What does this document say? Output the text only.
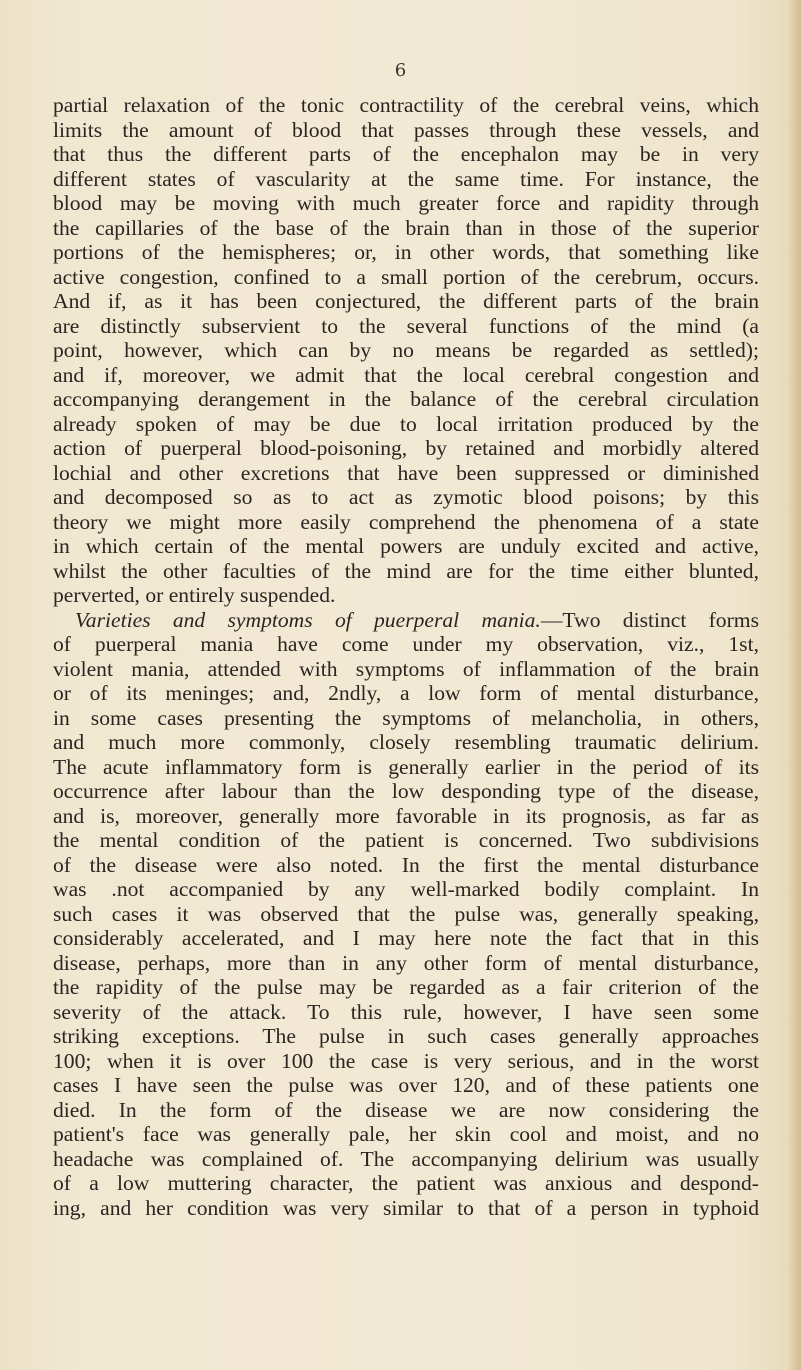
6
partial relaxation of the tonic contractility of the cerebral veins, which
limits the amount of blood that passes through these vessels, and
that thus the different parts of the encephalon may be in very
different states of vascularity at the same time. For instance, the
blood may be moving with much greater force and rapidity through
the capillaries of the base of the brain than in those of the superior
portions of the hemispheres; or, in other words, that something like
active congestion, confined to a small portion of the cerebrum, occurs.
And if, as it has been conjectured, the different parts of the brain
are distinctly subservient to the several functions of the mind (a
point, however, which can by no means be regarded as settled);
and if, moreover, we admit that the local cerebral congestion and
accompanying derangement in the balance of the cerebral circulation
already spoken of may be due to local irritation produced by the
action of puerperal blood-poisoning, by retained and morbidly altered
lochial and other excretions that have been suppressed or diminished
and decomposed so as to act as zymotic blood poisons; by this
theory we might more easily comprehend the phenomena of a state
in which certain of the mental powers are unduly excited and active,
whilst the other faculties of the mind are for the time either blunted,
perverted, or entirely suspended.
Varieties and symptoms of puerperal mania.—Two distinct forms
of puerperal mania have come under my observation, viz., 1st,
violent mania, attended with symptoms of inflammation of the brain
or of its meninges; and, 2ndly, a low form of mental disturbance,
in some cases presenting the symptoms of melancholia, in others,
and much more commonly, closely resembling traumatic delirium.
The acute inflammatory form is generally earlier in the period of its
occurrence after labour than the low desponding type of the disease,
and is, moreover, generally more favorable in its prognosis, as far as
the mental condition of the patient is concerned. Two subdivisions
of the disease were also noted. In the first the mental disturbance
was .not accompanied by any well-marked bodily complaint. In
such cases it was observed that the pulse was, generally speaking,
considerably accelerated, and I may here note the fact that in this
disease, perhaps, more than in any other form of mental disturbance,
the rapidity of the pulse may be regarded as a fair criterion of the
severity of the attack. To this rule, however, I have seen some
striking exceptions. The pulse in such cases generally approaches
100; when it is over 100 the case is very serious, and in the worst
cases I have seen the pulse was over 120, and of these patients one
died. In the form of the disease we are now considering the
patient's face was generally pale, her skin cool and moist, and no
headache was complained of. The accompanying delirium was usually
of a low muttering character, the patient was anxious and despond-
ing, and her condition was very similar to that of a person in typhoid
****
Your answer must be an exact copy of the listing, with every picture omitted.

§ ANSWER:
What does this document say? Output the text only.
6
partial relaxation of the tonic contractility of the cerebral veins, which
limits the amount of blood that passes through these vessels, and
that thus the different parts of the encephalon may be in very
different states of vascularity at the same time. For instance, the
blood may be moving with much greater force and rapidity through
the capillaries of the base of the brain than in those of the superior
portions of the hemispheres; or, in other words, that something like
active congestion, confined to a small portion of the cerebrum, occurs.
And if, as it has been conjectured, the different parts of the brain
are distinctly subservient to the several functions of the mind (a
point, however, which can by no means be regarded as settled);
and if, moreover, we admit that the local cerebral congestion and
accompanying derangement in the balance of the cerebral circulation
already spoken of may be due to local irritation produced by the
action of puerperal blood-poisoning, by retained and morbidly altered
lochial and other excretions that have been suppressed or diminished
and decomposed so as to act as zymotic blood poisons; by this
theory we might more easily comprehend the phenomena of a state
in which certain of the mental powers are unduly excited and active,
whilst the other faculties of the mind are for the time either blunted,
perverted, or entirely suspended.
Varieties and symptoms of puerperal mania.—Two distinct forms
of puerperal mania have come under my observation, viz., 1st,
violent mania, attended with symptoms of inflammation of the brain
or of its meninges; and, 2ndly, a low form of mental disturbance,
in some cases presenting the symptoms of melancholia, in others,
and much more commonly, closely resembling traumatic delirium.
The acute inflammatory form is generally earlier in the period of its
occurrence after labour than the low desponding type of the disease,
and is, moreover, generally more favorable in its prognosis, as far as
the mental condition of the patient is concerned. Two subdivisions
of the disease were also noted. In the first the mental disturbance
was .not accompanied by any well-marked bodily complaint. In
such cases it was observed that the pulse was, generally speaking,
considerably accelerated, and I may here note the fact that in this
disease, perhaps, more than in any other form of mental disturbance,
the rapidity of the pulse may be regarded as a fair criterion of the
severity of the attack. To this rule, however, I have seen some
striking exceptions. The pulse in such cases generally approaches
100; when it is over 100 the case is very serious, and in the worst
cases I have seen the pulse was over 120, and of these patients one
died. In the form of the disease we are now considering the
patient's face was generally pale, her skin cool and moist, and no
headache was complained of. The accompanying delirium was usually
of a low muttering character, the patient was anxious and despond-
ing, and her condition was very similar to that of a person in typhoid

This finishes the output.